■ WHAT THIS TASK INVOLVES ■
Reproduce word for word every line in the records below, from the line containing "minus sign (inverting" up to and including the final line.

■ DATA IN THIS EXERCISE ■
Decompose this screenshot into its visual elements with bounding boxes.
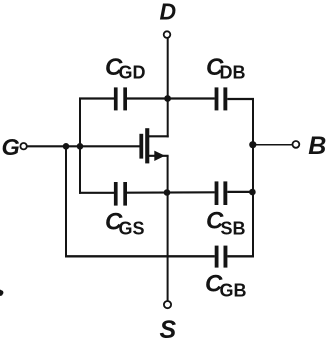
svg-text:GD: GD: [119, 63, 146, 83]
svg-text:SB: SB: [221, 219, 246, 239]
svg-text:GB: GB: [220, 281, 247, 301]
svg-text:DB: DB: [220, 63, 246, 83]
svg-text:G: G: [2, 134, 20, 160]
svg-text:B: B: [308, 132, 326, 160]
svg-text:D: D: [160, 0, 177, 25]
svg-text:S: S: [160, 316, 177, 341]
svg-text:GS: GS: [119, 219, 145, 239]
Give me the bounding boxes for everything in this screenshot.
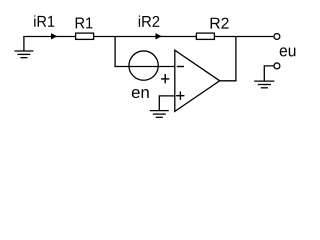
minus sign (inverting input) (177, 66, 184, 68)
current arrow iR2 (156, 33, 162, 39)
wire (feedback drop from node between R1 and R2 to noise source) (115, 37, 175, 67)
terminal (output, top) (274, 34, 280, 40)
terminal (output, bottom) (274, 63, 280, 69)
label iR1 (34, 15, 54, 26)
plus sign (non-inverting input) (176, 92, 184, 100)
wire (top rail from input ground to output terminal) (23, 36, 273, 38)
noise source en (circle) (129, 51, 158, 80)
resistor R1 (76, 33, 94, 39)
label R1 (76, 18, 93, 29)
label en (132, 89, 149, 98)
polarity plus of en (161, 74, 169, 83)
wire (non-inverting input to ground) (159, 96, 175, 111)
label iR2 (139, 15, 160, 26)
wire (bottom terminal to its ground) (264, 66, 273, 81)
label eu (280, 47, 296, 56)
resistor R2 (196, 33, 214, 39)
ground (input, top-left) (14, 37, 33, 58)
ground (output terminal) (254, 81, 274, 88)
current arrow iR1 (51, 33, 57, 39)
ground (op-amp non-inverting input) (150, 111, 169, 118)
wire (op-amp output up to top rail) (220, 37, 236, 81)
op-amp U1 (175, 50, 220, 111)
label R2 (211, 18, 229, 29)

■ OUTPUT FOR THIS EXERCISE ■
minus sign (inverting input) (177, 66, 184, 68)
current arrow iR2 (156, 33, 162, 39)
wire (feedback drop from node between R1 and R2 to noise source) (115, 37, 175, 67)
terminal (output, top) (274, 34, 280, 40)
terminal (output, bottom) (274, 63, 280, 69)
label iR1 (34, 15, 54, 26)
plus sign (non-inverting input) (176, 92, 184, 100)
wire (top rail from input ground to output terminal) (23, 36, 273, 38)
noise source en (circle) (129, 51, 158, 80)
resistor R1 (76, 33, 94, 39)
label R1 (76, 18, 93, 29)
label en (132, 89, 149, 98)
polarity plus of en (161, 74, 169, 83)
wire (non-inverting input to ground) (159, 96, 175, 111)
label iR2 (139, 15, 160, 26)
wire (bottom terminal to its ground) (264, 66, 273, 81)
label eu (280, 47, 296, 56)
resistor R2 (196, 33, 214, 39)
ground (input, top-left) (14, 37, 33, 58)
ground (output terminal) (254, 81, 274, 88)
current arrow iR1 (51, 33, 57, 39)
ground (op-amp non-inverting input) (150, 111, 169, 118)
wire (op-amp output up to top rail) (220, 37, 236, 81)
op-amp U1 (175, 50, 220, 111)
label R2 (211, 18, 229, 29)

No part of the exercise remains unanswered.